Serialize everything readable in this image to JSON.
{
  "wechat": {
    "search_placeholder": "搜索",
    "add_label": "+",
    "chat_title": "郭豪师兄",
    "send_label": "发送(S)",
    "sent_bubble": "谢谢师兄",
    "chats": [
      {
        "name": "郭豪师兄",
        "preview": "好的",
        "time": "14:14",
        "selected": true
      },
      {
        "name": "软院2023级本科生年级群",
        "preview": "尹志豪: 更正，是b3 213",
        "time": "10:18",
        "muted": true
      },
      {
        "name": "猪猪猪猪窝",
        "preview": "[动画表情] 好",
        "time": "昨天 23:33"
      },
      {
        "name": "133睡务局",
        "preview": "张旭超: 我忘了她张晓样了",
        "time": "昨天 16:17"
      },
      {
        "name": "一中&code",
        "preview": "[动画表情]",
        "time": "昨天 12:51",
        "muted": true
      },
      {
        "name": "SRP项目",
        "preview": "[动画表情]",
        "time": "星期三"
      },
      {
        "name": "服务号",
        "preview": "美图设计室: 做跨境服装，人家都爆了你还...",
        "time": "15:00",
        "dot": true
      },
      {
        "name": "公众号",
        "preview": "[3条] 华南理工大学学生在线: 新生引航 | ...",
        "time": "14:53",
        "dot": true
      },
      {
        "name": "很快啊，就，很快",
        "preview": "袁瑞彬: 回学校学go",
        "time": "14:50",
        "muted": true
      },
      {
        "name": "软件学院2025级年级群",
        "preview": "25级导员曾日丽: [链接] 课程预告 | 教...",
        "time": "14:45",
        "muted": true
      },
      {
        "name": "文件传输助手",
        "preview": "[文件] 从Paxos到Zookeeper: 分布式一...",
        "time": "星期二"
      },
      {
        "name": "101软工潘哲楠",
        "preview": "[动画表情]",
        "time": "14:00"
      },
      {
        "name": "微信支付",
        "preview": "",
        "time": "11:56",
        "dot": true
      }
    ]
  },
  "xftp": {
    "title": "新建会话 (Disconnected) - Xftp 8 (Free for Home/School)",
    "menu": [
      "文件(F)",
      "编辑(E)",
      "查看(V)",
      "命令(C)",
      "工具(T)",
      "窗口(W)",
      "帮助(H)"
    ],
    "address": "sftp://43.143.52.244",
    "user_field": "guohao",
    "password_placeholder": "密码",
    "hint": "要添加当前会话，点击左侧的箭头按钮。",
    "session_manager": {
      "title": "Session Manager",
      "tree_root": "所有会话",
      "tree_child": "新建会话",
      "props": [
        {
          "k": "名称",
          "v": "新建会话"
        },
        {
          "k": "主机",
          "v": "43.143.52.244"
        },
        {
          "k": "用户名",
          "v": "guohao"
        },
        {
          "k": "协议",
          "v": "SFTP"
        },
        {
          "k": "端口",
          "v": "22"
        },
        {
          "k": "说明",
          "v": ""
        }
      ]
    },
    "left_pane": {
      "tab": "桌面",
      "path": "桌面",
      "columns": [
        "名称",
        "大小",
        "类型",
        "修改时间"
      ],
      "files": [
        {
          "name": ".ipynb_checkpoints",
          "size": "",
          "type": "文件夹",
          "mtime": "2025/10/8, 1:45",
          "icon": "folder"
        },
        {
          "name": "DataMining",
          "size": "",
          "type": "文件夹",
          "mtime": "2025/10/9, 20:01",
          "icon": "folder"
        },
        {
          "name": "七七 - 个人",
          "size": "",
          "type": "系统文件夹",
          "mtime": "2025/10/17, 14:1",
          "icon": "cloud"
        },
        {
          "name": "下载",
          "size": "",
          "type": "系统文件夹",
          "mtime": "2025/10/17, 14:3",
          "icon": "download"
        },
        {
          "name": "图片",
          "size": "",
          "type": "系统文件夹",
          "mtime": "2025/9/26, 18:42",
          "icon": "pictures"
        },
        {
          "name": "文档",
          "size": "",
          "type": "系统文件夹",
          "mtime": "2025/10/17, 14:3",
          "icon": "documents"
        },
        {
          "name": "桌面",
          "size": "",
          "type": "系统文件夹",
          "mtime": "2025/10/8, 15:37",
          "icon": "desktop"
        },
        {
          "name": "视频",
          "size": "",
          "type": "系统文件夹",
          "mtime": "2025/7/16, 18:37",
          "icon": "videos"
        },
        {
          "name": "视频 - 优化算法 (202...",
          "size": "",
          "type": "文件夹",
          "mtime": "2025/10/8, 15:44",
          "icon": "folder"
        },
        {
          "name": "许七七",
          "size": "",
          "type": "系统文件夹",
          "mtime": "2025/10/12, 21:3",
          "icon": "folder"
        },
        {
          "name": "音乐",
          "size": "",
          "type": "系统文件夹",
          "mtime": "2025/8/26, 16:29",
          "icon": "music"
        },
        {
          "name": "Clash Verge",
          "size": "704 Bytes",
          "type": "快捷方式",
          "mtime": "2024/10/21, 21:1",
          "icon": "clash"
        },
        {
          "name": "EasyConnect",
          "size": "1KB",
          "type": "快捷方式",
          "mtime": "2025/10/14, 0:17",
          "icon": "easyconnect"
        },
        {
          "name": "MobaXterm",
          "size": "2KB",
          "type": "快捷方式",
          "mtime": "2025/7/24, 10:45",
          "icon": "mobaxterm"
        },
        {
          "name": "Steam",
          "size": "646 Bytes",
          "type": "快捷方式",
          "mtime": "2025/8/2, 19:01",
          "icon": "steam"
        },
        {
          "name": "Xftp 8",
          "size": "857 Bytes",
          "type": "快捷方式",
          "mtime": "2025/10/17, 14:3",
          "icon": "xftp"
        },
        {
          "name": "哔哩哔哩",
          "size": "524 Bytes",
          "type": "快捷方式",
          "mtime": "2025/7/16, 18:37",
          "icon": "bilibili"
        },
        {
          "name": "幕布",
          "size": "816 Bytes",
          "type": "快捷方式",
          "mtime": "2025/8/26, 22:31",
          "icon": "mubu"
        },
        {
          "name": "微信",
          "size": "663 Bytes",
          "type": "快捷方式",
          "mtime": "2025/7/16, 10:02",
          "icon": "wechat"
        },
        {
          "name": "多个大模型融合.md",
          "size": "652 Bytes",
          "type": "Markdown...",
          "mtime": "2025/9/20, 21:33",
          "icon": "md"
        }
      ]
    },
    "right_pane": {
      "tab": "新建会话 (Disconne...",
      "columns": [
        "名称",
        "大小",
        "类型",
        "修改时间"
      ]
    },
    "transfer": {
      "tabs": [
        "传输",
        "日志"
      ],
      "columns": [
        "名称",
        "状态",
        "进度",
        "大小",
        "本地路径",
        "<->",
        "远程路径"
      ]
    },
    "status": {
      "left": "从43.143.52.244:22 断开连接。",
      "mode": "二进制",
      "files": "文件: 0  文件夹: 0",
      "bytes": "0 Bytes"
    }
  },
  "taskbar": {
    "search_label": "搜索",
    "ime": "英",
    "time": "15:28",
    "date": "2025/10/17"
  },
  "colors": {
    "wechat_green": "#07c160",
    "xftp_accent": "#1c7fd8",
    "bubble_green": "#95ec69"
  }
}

════════════════

▸ Short task
Check each line of the records above for the string "新建会话", and report every line that has it.

▸ Output
    "title": "新建会话 (Disconnected) - Xftp 8 (Free for Home/School)",
      "tree_child": "新建会话",
          "v": "新建会话"
      "tab": "新建会话 (Disconne...",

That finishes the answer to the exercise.